■ Texto ■
################

La pandemia como síntoma del Capitaloceno: economía de guerra

La pandemia como síntoma del Capitaloceno: economía de guerra
20 abril, 2020 por Redacción La tinta

El virus que hoy nos interpela a todxs ha venido a poner en cuestión el actual modelo de civilización. En esta serie de artículos, la Ecología Política nos ayuda a mirar las angustias y desafíos de nuestro presente, y a tejer sentipensares desde la esperanza: para construir juntxs nuevos rumbos posibles, para que la pandemia valga la pena.

Por Horacio Machado Aráoz – Colectivo de Investigación de Ecología Política del Sur* para La tinta

“La agroindustria está tan centrada en los beneficios
que considera que vale la pena correr el riesgo de ser afectada por un virus
que podría matar a mil millones de personas”
(Rob Wallace, 2016).

La Pandemia en curso ha sido usada como excusa para la más reciente declaración de guerra. Ha forzado -se dice- una economía de guerra. Le llaman así a la parálisis temporaria de los mercados, los grandes flujos comerciales y gran parte del gigantesco aparato tecno-industrial global, con sus distintas ramificaciones sectoriales y geográficas. En nombre de esa economía de guerra, países de todos los rangos geopolíticos y gobiernos de todos los tintes ideológicos preparan enormes paquetes financieros para -se dice- “paliar la crisis”.

################

■ Datos de análisis de la disposición de documentos ■
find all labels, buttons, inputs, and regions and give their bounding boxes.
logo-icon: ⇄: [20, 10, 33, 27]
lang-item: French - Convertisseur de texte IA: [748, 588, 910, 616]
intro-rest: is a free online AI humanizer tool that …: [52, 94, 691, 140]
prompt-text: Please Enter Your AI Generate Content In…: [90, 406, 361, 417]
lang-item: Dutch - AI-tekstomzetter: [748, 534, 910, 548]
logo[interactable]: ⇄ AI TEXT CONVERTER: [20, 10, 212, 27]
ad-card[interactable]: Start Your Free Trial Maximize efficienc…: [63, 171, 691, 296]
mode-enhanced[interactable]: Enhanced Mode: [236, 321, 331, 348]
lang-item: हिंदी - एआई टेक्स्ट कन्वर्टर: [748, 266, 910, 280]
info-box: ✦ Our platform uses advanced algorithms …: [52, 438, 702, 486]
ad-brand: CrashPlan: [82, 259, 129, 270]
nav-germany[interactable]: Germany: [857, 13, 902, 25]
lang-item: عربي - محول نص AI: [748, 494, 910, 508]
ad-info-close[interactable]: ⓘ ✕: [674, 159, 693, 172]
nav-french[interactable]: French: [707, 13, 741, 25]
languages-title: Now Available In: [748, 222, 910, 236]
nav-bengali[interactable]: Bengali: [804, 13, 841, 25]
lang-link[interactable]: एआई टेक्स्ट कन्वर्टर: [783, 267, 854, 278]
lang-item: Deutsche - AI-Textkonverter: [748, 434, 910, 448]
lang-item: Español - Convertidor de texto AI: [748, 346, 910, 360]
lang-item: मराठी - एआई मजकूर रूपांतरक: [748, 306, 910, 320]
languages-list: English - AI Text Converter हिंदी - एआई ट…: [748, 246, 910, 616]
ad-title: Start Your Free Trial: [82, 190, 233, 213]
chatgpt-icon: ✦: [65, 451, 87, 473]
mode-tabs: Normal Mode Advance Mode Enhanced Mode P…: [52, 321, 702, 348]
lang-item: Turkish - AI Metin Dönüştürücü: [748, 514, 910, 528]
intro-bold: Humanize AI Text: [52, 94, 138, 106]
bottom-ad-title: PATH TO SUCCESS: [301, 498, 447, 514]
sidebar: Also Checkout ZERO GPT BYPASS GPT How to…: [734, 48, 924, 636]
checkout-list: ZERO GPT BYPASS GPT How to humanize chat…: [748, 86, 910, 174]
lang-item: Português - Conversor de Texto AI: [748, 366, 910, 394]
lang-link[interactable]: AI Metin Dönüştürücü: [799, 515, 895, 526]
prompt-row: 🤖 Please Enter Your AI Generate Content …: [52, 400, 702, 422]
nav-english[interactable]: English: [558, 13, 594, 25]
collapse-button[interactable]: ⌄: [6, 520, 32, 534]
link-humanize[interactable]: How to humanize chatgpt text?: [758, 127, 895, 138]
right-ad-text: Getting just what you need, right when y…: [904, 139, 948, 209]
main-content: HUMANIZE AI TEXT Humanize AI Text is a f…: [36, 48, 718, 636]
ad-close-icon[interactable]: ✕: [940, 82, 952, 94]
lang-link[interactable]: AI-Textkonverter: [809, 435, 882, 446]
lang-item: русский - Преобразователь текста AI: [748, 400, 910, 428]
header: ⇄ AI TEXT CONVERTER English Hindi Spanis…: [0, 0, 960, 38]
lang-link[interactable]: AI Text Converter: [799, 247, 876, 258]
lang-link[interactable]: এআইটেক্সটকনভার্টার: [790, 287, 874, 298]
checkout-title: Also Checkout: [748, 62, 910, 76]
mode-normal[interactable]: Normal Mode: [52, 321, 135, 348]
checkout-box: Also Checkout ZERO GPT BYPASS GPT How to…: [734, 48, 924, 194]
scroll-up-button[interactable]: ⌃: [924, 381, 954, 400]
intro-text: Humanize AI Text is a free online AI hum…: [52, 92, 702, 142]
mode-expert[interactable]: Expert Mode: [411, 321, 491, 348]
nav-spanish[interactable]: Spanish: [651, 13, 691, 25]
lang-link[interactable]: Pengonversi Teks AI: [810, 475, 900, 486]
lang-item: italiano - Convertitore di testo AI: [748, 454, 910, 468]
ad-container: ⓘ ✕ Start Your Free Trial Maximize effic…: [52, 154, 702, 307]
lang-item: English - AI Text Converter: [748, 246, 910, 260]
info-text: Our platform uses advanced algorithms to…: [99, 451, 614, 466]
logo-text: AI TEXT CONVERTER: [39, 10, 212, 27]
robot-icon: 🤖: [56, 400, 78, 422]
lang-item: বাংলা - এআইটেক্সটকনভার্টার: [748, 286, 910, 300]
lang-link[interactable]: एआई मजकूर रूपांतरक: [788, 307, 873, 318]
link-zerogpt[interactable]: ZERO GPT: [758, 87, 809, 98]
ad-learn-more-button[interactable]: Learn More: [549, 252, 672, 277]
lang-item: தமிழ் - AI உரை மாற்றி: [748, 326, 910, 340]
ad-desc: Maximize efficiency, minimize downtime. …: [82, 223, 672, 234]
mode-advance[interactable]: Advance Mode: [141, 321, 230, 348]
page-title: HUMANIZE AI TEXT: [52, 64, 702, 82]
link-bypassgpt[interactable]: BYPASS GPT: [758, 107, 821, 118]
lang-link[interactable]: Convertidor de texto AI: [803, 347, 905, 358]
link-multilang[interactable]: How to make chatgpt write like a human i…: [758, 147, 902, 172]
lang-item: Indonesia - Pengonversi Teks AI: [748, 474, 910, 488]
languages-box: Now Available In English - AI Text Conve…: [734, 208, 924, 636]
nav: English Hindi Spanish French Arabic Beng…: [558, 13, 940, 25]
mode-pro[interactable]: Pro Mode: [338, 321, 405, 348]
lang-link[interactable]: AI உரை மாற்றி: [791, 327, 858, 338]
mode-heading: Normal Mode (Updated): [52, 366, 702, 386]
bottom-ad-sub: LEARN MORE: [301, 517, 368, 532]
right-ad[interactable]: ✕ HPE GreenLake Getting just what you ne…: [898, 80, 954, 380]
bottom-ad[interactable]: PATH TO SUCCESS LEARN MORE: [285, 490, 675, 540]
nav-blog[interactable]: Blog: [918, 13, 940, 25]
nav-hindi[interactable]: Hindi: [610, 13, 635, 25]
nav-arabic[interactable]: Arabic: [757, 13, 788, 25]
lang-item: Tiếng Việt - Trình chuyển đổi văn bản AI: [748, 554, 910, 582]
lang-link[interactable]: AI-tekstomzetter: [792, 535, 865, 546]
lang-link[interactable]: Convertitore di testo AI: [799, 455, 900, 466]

################

Transcribe sin cambios el fragmento del artículo sobre la pandemia que va desde "El virus que" hasta "valga la pena.", ambos incluidos. Las entradas no intervienen en este ejercicio.

El virus que hoy nos interpela a todxs ha venido a poner en cuestión el actual modelo de civilización. En esta serie de artículos, la Ecología Política nos ayuda a mirar las angustias y desafíos de nuestro presente, y a tejer sentipensares desde la esperanza: para construir juntxs nuevos rumbos posibles, para que la pandemia valga la pena.